## start

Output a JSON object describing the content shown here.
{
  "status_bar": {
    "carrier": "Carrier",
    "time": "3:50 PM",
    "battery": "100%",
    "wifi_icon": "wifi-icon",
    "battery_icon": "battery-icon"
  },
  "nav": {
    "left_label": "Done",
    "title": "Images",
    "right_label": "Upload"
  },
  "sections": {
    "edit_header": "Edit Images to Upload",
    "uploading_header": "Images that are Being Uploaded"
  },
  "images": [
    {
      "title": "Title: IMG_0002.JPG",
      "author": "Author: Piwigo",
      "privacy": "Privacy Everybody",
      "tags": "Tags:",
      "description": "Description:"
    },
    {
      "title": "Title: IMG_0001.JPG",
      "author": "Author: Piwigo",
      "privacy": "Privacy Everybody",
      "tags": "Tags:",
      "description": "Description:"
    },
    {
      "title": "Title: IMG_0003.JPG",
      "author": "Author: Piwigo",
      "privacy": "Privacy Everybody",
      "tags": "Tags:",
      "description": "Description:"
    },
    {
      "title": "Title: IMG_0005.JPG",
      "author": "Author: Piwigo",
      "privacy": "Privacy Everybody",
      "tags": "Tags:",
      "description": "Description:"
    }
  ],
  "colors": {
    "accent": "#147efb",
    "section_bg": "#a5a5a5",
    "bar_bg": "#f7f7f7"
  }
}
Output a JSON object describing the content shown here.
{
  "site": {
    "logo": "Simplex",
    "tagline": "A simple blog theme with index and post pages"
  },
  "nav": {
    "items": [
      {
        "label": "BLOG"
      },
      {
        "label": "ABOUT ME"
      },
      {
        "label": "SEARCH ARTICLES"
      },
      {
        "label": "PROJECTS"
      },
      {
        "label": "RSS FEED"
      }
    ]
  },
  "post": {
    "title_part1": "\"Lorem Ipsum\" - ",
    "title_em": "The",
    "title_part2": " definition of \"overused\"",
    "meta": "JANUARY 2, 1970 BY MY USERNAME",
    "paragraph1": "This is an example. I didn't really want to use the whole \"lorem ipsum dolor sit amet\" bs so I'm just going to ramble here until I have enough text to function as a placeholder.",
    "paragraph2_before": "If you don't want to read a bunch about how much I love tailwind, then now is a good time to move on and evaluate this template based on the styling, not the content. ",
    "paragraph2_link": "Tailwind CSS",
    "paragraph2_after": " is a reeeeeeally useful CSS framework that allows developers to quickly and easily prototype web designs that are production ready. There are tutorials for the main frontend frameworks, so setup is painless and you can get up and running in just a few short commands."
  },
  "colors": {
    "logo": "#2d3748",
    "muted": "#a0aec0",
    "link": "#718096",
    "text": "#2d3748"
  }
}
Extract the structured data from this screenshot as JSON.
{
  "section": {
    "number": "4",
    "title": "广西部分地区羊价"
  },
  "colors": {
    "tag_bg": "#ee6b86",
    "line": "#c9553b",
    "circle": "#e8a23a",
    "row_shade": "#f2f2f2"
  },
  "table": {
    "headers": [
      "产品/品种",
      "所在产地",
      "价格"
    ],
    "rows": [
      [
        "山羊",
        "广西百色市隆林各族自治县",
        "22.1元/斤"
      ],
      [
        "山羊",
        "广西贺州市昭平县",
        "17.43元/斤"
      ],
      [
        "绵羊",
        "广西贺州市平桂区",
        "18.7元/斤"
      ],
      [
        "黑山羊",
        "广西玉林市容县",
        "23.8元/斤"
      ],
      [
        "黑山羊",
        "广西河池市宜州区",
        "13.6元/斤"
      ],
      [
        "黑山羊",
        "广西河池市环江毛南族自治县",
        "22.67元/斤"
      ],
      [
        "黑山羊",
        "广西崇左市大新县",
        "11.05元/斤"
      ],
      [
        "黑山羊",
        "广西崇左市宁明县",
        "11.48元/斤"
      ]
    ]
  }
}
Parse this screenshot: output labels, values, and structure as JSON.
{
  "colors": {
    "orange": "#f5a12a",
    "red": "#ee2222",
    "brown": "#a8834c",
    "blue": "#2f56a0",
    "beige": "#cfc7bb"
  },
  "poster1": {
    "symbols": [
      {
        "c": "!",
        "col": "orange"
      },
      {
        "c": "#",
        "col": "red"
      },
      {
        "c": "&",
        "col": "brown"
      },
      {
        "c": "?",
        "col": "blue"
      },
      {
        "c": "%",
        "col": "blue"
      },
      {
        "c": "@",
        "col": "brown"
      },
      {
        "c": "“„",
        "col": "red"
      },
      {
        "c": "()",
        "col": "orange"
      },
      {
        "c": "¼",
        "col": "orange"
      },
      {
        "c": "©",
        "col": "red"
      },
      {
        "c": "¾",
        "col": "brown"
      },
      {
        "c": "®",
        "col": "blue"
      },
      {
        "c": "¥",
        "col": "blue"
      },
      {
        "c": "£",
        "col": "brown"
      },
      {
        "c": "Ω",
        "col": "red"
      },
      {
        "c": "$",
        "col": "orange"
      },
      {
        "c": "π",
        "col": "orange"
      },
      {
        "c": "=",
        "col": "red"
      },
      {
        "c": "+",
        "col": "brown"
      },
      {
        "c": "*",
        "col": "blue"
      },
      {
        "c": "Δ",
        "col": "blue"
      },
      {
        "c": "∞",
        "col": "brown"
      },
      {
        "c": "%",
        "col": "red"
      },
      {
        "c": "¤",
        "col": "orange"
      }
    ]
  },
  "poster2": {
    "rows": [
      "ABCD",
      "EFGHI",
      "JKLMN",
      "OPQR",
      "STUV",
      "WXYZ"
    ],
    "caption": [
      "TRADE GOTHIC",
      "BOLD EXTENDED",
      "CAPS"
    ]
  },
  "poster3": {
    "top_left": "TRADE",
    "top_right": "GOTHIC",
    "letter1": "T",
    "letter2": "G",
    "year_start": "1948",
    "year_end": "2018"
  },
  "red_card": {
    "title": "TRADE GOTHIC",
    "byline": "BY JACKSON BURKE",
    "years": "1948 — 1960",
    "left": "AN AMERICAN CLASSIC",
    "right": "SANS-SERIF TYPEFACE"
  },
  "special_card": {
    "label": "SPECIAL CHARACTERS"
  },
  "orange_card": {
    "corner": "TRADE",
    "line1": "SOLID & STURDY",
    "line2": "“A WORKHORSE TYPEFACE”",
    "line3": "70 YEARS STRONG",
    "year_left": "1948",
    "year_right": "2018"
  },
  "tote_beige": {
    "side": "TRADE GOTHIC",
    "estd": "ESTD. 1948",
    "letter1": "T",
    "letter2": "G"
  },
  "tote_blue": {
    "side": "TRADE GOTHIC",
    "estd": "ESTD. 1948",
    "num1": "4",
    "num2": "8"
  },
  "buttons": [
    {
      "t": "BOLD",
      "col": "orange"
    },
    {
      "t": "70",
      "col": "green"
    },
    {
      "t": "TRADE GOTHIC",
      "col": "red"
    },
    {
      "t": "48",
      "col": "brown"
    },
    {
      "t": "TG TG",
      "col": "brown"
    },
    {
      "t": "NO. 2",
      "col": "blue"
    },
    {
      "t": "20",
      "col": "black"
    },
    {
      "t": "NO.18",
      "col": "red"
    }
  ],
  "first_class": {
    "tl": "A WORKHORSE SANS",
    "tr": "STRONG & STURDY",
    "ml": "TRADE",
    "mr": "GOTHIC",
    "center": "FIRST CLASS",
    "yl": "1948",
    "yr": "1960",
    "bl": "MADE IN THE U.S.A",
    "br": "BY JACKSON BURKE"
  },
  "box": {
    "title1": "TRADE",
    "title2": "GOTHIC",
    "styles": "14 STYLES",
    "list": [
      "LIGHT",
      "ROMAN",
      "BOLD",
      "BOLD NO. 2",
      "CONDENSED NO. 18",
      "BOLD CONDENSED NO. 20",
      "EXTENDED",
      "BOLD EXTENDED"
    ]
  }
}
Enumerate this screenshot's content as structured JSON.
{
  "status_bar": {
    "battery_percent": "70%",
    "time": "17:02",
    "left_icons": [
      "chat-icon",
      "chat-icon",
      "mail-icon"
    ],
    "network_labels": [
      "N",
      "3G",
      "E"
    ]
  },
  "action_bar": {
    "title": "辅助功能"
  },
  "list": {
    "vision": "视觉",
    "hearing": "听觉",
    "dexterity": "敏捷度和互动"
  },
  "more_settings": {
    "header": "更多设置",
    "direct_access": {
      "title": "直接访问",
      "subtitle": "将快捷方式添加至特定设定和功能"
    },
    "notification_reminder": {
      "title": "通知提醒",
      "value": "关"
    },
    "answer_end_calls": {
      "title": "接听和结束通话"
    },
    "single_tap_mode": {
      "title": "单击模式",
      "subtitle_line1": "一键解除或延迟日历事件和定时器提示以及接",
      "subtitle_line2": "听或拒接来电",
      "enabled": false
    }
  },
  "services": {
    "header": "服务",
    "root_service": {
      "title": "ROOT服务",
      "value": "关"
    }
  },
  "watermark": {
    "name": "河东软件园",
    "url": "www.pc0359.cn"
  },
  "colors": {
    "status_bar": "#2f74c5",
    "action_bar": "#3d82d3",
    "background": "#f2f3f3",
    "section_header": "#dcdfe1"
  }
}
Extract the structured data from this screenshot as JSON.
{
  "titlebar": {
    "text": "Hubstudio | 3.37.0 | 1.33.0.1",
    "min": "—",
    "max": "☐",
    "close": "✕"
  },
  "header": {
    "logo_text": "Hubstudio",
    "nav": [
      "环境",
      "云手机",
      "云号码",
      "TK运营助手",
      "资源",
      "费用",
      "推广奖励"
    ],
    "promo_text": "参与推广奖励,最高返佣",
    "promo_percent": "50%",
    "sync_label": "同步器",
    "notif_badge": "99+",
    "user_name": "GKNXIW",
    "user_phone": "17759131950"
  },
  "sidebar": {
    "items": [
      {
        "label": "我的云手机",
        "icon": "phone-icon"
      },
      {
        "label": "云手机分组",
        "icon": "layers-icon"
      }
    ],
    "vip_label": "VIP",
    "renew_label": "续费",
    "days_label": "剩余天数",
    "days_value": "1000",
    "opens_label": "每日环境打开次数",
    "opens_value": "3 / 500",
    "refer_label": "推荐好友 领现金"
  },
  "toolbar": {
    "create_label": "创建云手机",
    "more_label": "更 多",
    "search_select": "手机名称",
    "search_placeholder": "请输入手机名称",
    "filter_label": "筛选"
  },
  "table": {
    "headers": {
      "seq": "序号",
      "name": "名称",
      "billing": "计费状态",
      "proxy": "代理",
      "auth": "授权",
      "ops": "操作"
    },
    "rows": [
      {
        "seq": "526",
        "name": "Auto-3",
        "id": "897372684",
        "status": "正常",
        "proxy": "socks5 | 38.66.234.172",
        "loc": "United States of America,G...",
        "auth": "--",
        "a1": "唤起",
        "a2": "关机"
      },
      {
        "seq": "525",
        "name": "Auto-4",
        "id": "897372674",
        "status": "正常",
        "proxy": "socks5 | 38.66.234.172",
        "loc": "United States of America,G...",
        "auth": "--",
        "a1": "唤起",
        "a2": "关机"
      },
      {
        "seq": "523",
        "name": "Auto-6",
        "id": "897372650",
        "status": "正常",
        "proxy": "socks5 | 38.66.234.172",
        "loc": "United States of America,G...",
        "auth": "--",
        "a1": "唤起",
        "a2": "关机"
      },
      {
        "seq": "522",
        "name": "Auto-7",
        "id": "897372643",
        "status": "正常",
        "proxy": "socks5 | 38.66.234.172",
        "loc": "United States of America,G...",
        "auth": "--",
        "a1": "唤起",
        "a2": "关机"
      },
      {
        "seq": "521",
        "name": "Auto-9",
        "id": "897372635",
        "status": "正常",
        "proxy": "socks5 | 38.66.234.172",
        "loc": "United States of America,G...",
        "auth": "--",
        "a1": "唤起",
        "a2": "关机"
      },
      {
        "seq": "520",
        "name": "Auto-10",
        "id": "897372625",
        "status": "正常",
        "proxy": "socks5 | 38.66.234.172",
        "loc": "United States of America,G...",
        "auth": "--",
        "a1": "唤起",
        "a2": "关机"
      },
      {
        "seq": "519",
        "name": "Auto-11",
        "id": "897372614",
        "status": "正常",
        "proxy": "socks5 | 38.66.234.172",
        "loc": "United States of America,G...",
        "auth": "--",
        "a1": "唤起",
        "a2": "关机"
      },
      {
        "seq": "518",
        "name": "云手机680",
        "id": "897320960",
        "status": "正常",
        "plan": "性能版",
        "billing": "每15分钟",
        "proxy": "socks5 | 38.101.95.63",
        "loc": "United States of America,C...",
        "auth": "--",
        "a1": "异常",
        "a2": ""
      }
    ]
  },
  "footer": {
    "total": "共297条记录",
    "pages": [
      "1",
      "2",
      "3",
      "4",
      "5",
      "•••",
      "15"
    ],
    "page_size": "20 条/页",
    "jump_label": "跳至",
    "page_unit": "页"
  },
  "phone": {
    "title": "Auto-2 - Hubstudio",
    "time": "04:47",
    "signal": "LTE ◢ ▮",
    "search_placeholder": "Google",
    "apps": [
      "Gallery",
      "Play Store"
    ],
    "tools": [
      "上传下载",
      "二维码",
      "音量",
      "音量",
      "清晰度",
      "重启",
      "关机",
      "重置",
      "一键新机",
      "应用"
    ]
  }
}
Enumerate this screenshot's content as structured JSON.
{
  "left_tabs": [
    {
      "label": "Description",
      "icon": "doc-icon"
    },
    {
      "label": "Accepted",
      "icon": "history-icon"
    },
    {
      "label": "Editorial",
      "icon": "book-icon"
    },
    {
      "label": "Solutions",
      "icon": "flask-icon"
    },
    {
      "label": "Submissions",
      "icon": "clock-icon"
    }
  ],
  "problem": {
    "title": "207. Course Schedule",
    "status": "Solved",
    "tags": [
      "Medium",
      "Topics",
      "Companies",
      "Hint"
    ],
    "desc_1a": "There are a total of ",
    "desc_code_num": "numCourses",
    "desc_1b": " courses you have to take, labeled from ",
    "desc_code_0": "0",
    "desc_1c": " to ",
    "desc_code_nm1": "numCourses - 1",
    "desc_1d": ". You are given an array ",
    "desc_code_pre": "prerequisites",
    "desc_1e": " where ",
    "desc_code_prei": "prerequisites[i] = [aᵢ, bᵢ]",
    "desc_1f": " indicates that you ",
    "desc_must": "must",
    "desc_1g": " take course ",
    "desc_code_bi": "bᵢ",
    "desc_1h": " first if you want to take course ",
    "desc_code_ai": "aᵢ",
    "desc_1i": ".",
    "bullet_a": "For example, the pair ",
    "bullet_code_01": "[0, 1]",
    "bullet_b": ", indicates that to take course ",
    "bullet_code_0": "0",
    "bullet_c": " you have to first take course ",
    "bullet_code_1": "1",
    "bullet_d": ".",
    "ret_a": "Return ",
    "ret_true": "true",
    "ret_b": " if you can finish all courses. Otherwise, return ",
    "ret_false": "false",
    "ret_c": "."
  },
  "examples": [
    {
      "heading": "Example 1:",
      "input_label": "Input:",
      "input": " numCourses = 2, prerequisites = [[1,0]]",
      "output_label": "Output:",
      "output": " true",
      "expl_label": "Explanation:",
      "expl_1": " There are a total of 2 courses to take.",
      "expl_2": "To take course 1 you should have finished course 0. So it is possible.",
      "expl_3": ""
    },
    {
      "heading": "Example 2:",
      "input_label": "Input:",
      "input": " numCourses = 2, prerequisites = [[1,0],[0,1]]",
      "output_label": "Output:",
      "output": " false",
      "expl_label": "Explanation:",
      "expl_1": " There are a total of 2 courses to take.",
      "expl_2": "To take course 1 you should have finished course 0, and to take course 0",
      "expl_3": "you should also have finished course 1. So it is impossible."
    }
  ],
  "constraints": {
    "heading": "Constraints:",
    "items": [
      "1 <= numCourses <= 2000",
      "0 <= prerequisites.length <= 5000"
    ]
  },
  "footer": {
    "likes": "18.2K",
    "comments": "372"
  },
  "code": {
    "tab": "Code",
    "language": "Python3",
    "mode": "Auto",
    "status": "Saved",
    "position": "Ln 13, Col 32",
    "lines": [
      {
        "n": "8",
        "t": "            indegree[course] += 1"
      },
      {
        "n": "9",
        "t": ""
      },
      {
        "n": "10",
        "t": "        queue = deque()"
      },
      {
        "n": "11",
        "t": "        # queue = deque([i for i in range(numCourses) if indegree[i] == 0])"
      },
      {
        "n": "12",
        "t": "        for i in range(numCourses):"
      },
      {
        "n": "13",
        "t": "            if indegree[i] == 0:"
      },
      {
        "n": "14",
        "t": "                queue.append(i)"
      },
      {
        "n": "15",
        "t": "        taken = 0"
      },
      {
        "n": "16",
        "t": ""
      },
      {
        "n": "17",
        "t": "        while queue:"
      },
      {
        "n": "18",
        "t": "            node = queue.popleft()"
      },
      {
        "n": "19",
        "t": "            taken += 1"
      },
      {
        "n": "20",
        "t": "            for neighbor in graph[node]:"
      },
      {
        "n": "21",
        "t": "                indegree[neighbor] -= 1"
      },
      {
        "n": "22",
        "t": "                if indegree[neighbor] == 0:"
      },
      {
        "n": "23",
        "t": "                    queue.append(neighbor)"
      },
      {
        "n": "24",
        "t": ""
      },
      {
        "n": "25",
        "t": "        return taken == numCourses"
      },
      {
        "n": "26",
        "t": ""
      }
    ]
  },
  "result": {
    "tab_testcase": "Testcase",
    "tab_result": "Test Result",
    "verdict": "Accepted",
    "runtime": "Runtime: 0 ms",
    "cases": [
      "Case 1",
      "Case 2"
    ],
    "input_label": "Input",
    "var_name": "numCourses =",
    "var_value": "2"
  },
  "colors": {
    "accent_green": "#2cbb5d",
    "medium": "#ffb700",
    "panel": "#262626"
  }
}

## end

▸ GIVEN TASK: Copy out every line in the entries above that holds "SANS".

▸ RESULT FOR THIS EXERCISE:
    "right": "SANS-SERIF TYPEFACE"
    "tl": "A WORKHORSE SANS",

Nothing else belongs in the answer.